In the material below, list every line carrying the string "true".

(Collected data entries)
◆ ◆ ◆
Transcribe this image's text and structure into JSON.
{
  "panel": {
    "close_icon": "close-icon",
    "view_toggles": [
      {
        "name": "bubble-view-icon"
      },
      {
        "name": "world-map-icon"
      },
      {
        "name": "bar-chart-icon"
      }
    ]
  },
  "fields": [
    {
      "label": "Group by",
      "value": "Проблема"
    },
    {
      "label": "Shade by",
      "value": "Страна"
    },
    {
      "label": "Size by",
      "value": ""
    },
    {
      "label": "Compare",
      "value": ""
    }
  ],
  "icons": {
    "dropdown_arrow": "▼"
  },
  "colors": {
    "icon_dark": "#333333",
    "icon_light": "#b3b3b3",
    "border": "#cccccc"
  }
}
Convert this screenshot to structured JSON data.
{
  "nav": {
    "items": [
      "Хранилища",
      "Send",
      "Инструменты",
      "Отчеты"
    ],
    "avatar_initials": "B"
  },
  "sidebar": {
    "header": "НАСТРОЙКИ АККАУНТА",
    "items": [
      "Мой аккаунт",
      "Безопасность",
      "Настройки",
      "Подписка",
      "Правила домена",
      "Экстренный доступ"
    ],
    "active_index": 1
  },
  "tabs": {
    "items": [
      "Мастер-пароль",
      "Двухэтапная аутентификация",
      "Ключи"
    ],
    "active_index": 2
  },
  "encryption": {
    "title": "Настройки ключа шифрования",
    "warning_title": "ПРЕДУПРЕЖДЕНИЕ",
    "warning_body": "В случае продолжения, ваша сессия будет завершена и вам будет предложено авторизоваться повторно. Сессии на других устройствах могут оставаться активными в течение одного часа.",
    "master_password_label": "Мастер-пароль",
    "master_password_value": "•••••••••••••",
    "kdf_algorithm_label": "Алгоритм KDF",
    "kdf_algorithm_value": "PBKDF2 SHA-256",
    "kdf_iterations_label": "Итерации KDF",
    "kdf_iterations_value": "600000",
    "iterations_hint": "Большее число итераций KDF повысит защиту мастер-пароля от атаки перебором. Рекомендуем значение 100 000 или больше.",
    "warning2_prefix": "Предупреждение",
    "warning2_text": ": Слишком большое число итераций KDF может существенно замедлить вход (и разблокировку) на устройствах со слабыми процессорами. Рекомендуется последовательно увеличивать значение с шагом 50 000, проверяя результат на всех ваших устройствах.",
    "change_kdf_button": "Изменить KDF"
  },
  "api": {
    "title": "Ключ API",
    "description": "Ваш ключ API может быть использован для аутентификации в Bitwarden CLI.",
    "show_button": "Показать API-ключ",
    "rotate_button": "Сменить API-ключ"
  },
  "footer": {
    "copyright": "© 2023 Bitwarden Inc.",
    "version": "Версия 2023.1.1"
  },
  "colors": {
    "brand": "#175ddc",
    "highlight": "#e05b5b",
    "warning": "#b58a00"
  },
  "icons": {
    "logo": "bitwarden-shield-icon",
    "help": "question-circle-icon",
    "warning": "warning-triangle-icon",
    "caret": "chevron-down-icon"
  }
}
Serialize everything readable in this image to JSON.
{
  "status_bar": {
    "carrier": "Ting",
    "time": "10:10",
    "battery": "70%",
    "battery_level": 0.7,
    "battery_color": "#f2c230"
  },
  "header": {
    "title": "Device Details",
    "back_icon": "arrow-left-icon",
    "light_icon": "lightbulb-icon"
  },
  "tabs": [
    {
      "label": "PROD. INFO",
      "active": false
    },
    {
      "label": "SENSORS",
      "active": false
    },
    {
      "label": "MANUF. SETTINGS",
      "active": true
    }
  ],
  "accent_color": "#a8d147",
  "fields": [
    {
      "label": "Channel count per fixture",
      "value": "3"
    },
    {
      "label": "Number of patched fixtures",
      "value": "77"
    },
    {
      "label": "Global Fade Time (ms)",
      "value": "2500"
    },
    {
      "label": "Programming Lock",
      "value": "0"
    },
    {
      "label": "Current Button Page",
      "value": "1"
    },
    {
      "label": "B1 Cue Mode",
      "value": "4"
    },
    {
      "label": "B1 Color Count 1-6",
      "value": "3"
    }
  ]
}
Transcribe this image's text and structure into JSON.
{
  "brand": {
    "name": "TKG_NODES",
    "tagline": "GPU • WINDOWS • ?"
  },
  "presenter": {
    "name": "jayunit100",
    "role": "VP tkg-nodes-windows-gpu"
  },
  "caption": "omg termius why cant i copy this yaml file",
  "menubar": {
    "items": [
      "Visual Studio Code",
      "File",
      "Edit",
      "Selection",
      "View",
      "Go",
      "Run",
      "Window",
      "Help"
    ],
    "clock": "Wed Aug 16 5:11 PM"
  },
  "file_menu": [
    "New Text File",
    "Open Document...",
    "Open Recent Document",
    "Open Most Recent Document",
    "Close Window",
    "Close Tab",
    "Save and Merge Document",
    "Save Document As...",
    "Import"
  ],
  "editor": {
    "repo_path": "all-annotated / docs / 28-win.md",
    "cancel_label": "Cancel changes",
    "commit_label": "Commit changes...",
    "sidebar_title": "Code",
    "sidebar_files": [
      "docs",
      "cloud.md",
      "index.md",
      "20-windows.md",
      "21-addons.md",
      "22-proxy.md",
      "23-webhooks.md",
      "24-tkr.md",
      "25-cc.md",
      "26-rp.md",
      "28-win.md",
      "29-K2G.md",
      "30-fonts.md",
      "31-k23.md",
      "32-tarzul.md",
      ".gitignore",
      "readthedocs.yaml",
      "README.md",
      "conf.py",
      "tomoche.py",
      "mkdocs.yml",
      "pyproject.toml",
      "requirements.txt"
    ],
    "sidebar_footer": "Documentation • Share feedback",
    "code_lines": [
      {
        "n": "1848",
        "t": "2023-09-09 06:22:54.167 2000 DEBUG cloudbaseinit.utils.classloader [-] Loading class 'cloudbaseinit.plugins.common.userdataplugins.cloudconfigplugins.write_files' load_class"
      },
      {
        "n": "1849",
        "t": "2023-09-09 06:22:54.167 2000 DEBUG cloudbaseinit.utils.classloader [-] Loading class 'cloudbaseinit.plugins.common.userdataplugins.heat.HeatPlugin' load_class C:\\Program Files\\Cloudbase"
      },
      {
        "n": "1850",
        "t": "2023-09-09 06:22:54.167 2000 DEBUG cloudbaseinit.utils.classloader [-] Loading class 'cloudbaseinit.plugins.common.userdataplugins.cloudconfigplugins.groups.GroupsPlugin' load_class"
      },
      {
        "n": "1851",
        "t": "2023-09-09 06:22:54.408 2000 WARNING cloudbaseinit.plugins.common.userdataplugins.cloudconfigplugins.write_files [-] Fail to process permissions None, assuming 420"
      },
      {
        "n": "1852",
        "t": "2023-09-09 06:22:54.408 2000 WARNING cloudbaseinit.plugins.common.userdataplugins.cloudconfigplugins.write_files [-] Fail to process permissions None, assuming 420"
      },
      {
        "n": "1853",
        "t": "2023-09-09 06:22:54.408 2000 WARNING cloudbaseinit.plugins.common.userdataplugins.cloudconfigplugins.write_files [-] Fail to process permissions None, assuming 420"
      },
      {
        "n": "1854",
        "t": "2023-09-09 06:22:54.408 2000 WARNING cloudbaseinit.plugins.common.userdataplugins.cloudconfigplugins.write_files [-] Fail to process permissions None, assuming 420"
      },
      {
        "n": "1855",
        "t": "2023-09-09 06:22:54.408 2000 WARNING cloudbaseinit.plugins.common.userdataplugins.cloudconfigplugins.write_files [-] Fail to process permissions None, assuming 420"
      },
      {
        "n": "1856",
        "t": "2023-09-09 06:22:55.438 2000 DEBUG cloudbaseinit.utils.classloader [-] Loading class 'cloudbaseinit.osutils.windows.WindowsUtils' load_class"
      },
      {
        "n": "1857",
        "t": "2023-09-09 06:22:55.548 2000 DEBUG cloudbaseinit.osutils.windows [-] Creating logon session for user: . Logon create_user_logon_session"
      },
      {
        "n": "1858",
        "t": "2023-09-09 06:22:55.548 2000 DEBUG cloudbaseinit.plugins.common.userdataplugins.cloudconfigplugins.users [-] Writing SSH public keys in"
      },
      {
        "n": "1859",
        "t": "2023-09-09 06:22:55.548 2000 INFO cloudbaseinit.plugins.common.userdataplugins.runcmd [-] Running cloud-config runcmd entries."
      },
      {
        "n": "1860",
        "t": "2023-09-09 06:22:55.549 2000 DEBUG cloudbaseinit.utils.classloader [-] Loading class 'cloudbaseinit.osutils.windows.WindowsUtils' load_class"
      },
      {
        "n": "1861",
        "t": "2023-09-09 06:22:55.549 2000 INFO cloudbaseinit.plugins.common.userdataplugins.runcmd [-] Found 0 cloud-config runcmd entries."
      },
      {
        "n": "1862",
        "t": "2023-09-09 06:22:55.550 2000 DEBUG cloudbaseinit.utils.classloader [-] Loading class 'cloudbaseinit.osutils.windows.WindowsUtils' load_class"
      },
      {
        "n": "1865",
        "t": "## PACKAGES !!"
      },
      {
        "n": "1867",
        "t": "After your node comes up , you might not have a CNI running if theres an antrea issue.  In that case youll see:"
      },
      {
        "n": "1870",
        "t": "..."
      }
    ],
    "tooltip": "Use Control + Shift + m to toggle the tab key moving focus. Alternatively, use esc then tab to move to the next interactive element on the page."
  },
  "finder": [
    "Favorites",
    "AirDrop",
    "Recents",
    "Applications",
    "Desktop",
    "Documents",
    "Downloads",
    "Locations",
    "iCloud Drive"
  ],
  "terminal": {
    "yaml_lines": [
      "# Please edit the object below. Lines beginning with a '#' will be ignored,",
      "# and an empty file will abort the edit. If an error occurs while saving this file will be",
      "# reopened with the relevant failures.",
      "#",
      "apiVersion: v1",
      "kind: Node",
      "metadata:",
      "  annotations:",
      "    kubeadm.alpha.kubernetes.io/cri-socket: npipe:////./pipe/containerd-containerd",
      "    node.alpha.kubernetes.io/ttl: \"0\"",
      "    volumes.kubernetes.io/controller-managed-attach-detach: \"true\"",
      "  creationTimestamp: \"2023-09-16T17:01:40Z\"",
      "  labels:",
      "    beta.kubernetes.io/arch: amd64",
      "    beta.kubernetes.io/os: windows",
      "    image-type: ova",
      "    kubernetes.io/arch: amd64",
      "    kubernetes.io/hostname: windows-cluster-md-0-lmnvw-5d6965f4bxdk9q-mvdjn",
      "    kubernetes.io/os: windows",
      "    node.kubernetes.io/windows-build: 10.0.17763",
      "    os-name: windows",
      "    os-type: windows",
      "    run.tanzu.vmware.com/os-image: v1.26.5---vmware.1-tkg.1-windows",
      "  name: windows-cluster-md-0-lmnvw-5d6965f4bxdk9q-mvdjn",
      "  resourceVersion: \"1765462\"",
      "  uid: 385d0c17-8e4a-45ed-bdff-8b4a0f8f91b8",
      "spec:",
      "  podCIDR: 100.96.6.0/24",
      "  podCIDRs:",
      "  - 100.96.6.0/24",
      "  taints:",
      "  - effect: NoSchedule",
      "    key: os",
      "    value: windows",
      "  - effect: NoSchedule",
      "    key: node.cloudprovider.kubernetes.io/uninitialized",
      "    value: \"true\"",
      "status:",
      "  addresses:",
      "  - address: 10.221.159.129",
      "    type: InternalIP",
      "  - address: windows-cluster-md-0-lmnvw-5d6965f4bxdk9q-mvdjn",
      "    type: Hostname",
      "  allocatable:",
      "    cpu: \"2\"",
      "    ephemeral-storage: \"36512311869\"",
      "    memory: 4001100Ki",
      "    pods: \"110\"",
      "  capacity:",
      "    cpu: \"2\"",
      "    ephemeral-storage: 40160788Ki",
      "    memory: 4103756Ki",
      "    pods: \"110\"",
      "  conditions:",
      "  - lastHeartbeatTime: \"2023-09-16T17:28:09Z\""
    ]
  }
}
◆ ◆ ◆
* Solution for this task *
      "active": true
      "    volumes.kubernetes.io/controller-managed-attach-detach: \"true\"",
      "    value: \"true\"",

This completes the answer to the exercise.